Work to be completed – For the listing below, give the count of lines containing the string "иной" and nothing else.

***

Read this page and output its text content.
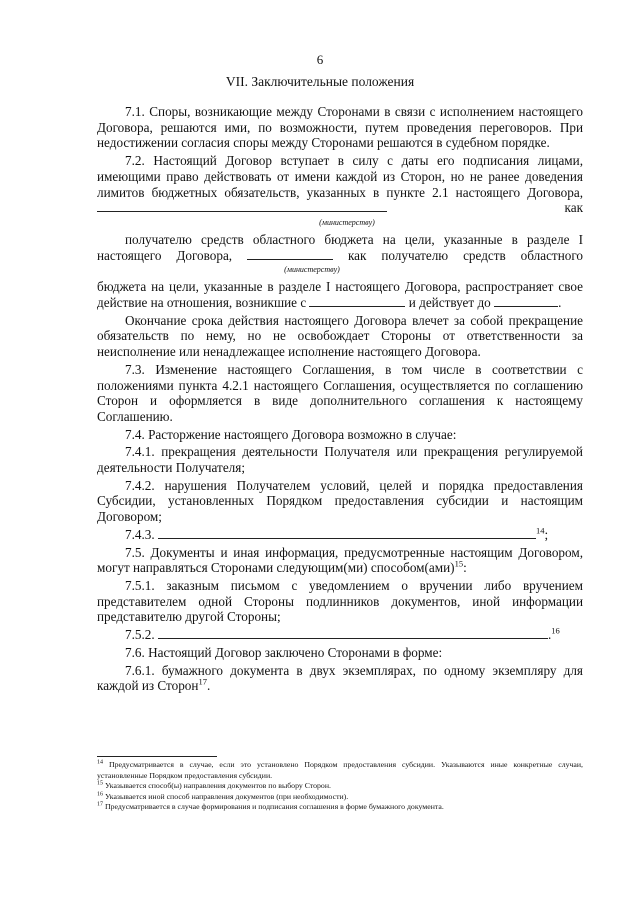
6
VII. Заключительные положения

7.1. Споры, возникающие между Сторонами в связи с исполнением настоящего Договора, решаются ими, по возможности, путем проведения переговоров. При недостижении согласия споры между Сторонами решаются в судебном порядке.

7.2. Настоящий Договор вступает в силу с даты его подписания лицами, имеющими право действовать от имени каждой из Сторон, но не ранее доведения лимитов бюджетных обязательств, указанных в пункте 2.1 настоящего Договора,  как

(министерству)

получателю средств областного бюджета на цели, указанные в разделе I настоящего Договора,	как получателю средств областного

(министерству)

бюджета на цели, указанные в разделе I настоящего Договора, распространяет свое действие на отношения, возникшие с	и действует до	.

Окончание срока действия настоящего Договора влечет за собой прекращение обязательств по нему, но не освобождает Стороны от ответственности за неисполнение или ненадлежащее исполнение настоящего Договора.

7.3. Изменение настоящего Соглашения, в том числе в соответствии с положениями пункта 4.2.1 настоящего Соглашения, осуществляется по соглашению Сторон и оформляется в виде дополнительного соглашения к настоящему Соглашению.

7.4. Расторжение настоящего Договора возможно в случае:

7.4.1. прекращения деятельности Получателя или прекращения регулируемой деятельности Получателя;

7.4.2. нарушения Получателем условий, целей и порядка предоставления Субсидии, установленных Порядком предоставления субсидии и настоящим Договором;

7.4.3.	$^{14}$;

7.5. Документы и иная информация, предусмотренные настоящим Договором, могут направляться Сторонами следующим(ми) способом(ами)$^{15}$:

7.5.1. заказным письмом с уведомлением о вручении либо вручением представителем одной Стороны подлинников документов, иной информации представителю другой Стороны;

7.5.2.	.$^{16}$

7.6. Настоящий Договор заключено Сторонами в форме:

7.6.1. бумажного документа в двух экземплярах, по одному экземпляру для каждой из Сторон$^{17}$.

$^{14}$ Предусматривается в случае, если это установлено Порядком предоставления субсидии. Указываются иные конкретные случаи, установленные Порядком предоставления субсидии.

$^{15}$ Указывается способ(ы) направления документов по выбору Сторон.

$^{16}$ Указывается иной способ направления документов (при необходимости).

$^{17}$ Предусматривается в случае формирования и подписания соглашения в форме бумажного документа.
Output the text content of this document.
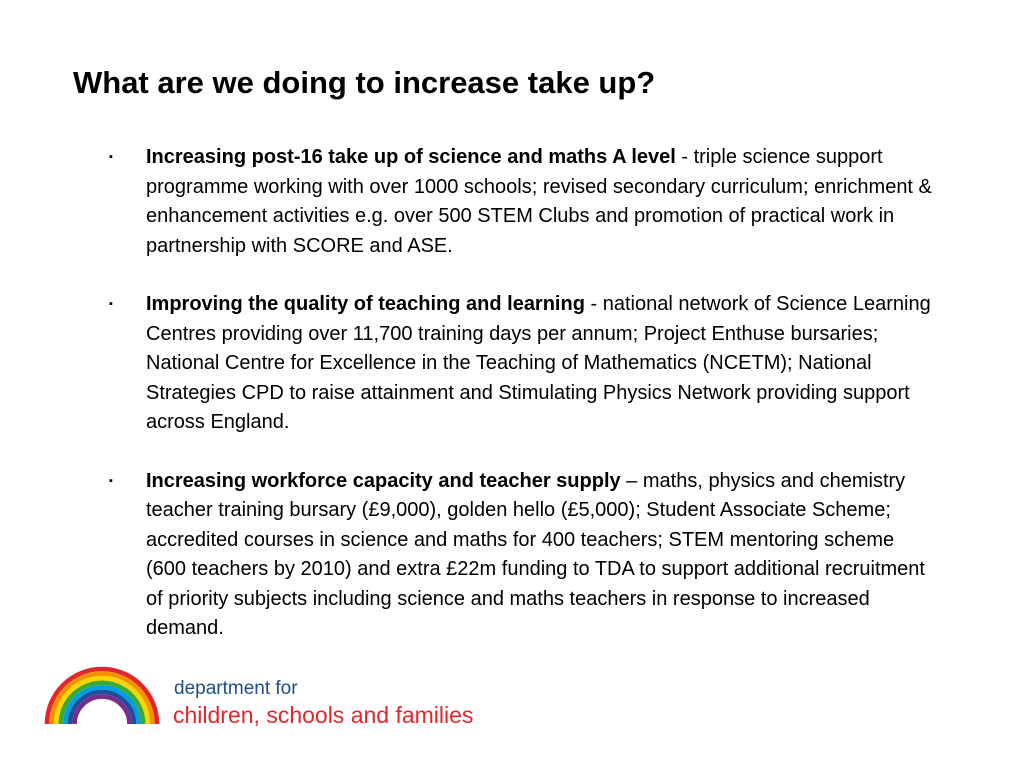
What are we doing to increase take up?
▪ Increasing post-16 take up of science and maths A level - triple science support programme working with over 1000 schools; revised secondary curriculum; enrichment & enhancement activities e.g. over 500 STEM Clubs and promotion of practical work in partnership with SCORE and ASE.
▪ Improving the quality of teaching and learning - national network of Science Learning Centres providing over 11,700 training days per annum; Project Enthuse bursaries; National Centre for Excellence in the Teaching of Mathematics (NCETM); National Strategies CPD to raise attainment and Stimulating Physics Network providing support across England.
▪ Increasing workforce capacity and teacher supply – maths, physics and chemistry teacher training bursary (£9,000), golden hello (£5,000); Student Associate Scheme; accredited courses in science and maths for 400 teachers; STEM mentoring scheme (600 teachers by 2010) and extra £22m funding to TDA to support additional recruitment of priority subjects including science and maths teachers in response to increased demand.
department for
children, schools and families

***

Result – 2